Exercise description:
Select each line where the word "name" appears.

Stored records:

BEGIN

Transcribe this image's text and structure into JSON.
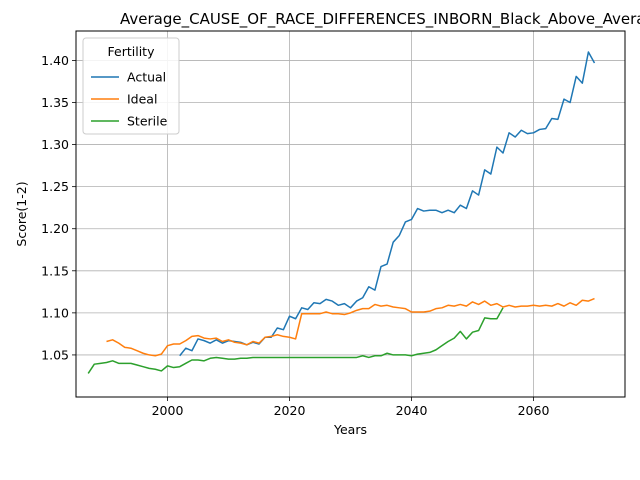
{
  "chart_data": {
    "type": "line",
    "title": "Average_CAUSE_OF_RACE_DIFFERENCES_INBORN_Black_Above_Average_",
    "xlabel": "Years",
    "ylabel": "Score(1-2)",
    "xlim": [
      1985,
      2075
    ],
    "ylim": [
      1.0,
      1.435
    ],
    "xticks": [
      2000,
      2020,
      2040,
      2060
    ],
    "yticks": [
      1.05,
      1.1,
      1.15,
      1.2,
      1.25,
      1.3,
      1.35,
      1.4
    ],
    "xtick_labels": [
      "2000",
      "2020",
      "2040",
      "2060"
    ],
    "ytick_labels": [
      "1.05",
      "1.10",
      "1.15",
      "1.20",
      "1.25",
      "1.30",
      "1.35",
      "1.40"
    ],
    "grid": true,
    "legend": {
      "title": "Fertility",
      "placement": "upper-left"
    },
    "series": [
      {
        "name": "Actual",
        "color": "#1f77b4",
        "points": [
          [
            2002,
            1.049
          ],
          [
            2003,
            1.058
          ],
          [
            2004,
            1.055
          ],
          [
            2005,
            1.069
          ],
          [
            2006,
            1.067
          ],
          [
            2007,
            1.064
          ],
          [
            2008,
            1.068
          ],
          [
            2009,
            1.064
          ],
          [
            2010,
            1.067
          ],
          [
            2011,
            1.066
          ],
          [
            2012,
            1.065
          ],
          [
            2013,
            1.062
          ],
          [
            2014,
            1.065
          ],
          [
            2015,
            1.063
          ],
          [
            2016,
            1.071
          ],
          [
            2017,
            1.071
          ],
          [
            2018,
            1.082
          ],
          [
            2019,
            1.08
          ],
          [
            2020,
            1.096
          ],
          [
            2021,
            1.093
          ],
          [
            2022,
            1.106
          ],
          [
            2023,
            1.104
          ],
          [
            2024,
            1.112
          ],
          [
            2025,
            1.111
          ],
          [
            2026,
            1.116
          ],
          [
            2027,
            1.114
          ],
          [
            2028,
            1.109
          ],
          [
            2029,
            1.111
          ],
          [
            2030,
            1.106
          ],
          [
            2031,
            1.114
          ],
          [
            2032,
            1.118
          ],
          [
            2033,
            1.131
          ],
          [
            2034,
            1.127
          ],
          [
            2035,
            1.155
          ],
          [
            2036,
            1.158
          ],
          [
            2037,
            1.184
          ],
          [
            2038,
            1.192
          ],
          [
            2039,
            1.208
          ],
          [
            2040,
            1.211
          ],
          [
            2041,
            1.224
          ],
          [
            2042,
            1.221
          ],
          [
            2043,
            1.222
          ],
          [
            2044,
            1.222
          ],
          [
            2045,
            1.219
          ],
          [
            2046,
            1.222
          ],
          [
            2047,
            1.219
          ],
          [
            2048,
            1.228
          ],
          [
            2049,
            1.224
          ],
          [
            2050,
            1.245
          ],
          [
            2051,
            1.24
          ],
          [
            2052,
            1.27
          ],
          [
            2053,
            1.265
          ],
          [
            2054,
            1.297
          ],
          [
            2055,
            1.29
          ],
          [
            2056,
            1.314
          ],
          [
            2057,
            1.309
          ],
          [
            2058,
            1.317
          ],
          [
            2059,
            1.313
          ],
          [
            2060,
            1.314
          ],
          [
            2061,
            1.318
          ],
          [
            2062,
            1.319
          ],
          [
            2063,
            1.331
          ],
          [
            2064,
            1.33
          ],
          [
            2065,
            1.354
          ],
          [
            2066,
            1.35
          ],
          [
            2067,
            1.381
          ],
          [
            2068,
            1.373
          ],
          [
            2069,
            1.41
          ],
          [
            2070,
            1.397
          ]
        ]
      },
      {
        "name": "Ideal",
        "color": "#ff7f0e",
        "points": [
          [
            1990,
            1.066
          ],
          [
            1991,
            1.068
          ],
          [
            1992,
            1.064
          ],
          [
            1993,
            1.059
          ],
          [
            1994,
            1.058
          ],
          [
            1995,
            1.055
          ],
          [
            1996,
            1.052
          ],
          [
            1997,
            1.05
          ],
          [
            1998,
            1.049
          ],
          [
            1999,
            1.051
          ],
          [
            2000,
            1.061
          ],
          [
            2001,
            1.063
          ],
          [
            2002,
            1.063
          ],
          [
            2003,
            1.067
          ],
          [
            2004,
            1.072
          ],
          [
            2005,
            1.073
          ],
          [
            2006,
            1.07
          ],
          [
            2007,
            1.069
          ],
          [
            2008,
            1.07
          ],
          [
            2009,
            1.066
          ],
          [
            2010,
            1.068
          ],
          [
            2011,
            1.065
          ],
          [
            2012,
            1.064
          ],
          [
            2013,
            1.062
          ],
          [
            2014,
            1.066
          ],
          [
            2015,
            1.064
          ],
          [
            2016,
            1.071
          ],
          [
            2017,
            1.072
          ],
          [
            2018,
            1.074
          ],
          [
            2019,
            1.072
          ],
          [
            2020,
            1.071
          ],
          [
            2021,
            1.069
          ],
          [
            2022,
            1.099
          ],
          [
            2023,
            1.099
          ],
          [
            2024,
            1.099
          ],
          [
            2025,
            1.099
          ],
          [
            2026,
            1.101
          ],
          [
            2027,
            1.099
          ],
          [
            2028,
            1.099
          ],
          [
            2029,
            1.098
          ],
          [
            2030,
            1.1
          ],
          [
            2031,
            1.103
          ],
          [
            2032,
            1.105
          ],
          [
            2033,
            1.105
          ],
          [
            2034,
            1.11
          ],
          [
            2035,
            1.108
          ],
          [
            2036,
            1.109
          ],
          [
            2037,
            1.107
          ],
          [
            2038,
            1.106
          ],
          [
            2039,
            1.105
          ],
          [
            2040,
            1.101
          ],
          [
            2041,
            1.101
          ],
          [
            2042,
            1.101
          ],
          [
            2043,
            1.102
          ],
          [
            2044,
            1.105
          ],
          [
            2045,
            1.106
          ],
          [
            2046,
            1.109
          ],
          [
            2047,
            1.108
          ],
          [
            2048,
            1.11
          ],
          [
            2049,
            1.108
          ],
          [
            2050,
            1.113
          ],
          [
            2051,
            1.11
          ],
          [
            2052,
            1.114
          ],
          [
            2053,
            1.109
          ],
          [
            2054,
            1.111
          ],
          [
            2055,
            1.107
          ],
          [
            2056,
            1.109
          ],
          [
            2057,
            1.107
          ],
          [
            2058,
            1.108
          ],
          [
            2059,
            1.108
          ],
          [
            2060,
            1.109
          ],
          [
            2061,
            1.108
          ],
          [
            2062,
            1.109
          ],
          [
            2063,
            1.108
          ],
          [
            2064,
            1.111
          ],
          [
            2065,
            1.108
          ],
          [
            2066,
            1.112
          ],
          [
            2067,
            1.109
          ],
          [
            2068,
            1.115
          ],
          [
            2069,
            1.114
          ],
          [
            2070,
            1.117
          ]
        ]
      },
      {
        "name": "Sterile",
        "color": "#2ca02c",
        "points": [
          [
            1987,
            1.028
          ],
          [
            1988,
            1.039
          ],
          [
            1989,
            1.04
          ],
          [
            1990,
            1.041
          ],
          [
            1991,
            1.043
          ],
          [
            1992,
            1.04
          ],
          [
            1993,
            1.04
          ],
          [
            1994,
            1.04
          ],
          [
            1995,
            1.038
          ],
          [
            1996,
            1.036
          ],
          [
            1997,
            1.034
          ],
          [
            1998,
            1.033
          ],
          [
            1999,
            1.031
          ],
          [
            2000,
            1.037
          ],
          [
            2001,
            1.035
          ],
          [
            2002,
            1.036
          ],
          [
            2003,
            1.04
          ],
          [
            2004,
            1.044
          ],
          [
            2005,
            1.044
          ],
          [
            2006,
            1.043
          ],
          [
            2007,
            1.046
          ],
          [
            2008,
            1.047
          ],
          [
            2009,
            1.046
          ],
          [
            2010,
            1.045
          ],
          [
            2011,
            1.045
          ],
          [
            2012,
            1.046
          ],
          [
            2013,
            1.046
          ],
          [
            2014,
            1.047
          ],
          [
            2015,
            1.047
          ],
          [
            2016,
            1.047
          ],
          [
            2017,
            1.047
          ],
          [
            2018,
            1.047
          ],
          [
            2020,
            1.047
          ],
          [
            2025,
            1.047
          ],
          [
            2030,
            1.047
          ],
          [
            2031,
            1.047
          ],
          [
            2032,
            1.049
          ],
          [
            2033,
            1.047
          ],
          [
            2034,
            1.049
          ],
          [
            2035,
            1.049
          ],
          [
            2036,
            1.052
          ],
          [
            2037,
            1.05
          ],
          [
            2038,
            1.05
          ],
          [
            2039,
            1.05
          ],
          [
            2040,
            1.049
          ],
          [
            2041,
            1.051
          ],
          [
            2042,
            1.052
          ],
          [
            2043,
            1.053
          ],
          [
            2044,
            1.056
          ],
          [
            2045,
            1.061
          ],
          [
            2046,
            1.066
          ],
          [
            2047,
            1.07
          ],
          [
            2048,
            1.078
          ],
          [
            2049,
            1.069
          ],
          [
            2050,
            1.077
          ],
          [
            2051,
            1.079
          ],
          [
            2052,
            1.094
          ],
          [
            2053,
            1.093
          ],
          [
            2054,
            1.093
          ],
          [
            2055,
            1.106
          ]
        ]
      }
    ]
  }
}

END
BEGIN

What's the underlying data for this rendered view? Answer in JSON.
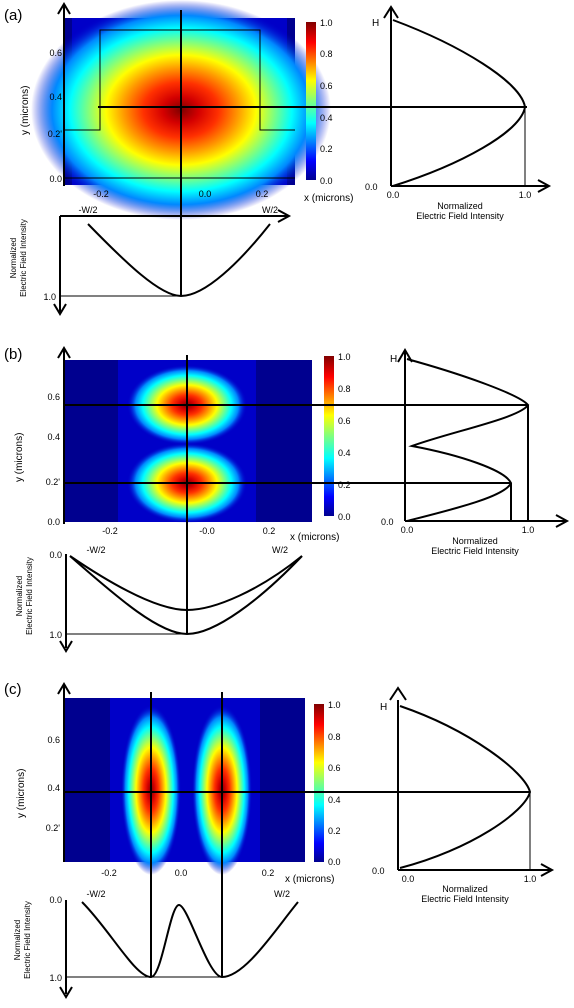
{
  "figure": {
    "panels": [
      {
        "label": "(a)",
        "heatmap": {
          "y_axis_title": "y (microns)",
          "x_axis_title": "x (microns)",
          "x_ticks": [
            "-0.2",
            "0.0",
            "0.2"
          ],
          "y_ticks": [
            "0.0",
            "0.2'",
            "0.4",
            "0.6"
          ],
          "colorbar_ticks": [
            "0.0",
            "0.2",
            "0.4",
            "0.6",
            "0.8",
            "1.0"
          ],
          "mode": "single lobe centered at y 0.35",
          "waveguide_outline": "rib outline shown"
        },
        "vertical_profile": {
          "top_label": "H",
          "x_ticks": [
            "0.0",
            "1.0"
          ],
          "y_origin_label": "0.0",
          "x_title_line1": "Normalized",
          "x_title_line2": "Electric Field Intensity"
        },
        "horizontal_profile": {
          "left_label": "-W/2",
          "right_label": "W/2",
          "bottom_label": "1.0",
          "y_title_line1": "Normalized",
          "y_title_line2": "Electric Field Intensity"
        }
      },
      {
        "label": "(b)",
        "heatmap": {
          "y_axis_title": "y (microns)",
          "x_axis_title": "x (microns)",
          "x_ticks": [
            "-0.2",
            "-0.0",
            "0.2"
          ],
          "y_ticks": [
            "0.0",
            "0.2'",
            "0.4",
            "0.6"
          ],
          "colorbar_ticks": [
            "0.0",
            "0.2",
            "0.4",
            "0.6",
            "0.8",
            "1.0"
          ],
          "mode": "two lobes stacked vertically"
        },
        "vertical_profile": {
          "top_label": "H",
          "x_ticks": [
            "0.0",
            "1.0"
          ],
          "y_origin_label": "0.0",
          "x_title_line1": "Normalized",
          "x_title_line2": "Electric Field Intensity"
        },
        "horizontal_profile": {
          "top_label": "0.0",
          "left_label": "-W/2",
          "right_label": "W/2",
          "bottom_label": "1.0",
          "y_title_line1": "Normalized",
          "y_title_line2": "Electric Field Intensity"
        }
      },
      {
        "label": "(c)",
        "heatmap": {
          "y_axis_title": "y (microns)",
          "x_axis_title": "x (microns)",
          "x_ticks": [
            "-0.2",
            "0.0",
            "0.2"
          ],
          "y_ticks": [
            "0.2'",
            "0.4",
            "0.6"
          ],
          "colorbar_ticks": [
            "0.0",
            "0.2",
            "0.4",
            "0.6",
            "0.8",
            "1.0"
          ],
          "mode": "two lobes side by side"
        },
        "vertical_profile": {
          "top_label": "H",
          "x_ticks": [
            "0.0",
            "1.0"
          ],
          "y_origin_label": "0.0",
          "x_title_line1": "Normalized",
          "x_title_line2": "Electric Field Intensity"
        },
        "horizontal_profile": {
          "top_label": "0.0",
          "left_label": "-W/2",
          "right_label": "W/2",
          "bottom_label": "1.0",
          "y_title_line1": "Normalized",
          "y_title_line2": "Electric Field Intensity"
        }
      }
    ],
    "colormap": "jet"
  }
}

END
BEGIN

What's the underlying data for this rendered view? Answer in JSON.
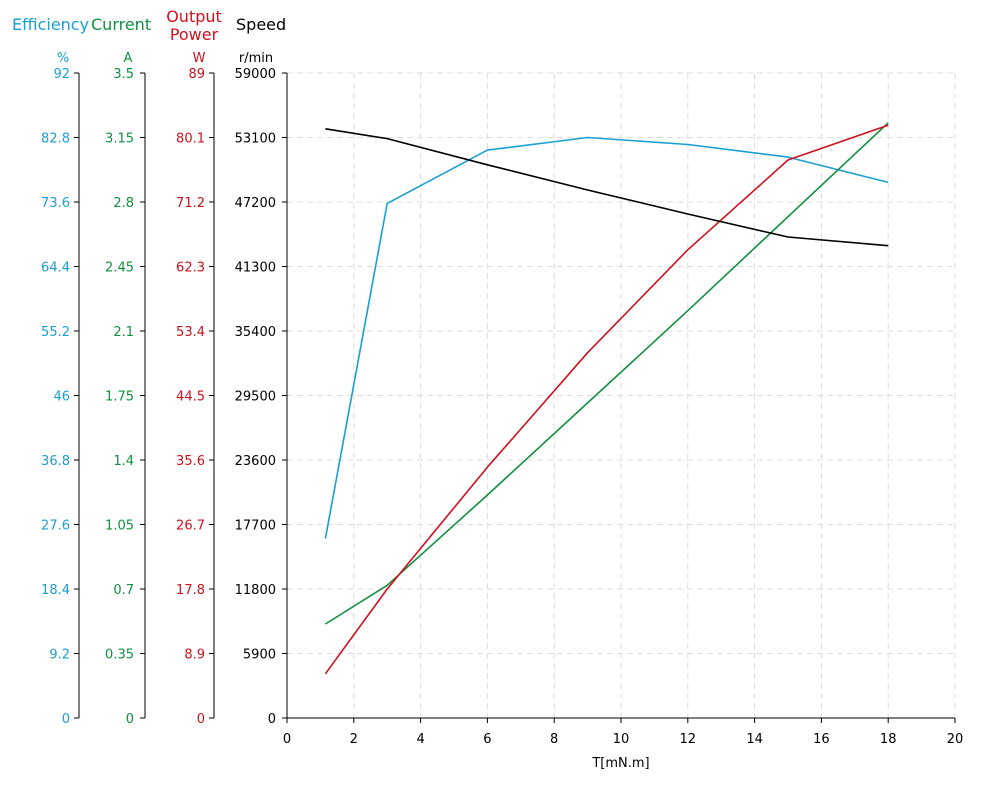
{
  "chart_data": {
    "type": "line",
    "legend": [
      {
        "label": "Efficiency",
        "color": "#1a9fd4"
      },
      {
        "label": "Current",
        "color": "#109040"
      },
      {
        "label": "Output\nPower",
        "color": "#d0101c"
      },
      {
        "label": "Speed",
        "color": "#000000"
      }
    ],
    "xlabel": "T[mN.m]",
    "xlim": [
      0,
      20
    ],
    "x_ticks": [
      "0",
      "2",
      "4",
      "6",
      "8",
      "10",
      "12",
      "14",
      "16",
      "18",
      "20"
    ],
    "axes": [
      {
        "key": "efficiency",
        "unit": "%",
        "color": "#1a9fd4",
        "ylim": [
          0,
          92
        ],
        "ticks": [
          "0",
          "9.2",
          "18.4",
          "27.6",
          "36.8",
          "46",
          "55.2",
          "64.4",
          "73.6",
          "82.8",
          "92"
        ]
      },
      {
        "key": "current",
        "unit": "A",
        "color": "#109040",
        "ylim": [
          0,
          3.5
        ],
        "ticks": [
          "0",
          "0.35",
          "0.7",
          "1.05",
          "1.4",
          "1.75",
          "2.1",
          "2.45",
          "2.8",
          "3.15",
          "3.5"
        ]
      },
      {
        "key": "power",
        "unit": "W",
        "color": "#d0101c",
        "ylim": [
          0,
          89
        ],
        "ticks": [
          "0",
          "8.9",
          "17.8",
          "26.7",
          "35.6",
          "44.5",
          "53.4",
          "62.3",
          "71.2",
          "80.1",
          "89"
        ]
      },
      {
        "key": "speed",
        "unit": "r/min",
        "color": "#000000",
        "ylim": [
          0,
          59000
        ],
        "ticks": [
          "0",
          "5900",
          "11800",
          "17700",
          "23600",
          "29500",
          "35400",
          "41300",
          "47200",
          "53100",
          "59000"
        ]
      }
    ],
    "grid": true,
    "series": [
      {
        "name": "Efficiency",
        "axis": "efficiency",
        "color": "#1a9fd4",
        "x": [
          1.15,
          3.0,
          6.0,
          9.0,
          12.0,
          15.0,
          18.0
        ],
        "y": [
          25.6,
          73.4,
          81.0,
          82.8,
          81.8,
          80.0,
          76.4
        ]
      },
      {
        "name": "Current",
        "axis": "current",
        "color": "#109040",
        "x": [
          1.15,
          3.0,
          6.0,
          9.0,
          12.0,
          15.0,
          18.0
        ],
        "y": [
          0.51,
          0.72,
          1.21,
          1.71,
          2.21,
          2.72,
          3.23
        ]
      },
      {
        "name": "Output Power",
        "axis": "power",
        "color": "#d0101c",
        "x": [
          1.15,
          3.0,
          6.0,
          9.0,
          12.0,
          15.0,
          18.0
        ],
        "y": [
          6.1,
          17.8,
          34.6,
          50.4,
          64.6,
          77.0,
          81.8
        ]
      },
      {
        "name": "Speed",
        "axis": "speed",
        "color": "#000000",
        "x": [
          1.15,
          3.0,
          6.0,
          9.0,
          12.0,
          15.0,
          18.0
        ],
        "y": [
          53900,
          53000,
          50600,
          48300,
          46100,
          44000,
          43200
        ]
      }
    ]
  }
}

END

Task output:
        "name": "Actual",
        "name": "Ideal",
        "name": "Sterile",
        "name": "Efficiency",
        "name": "Current",
        "name": "Output Power",
        "name": "Speed",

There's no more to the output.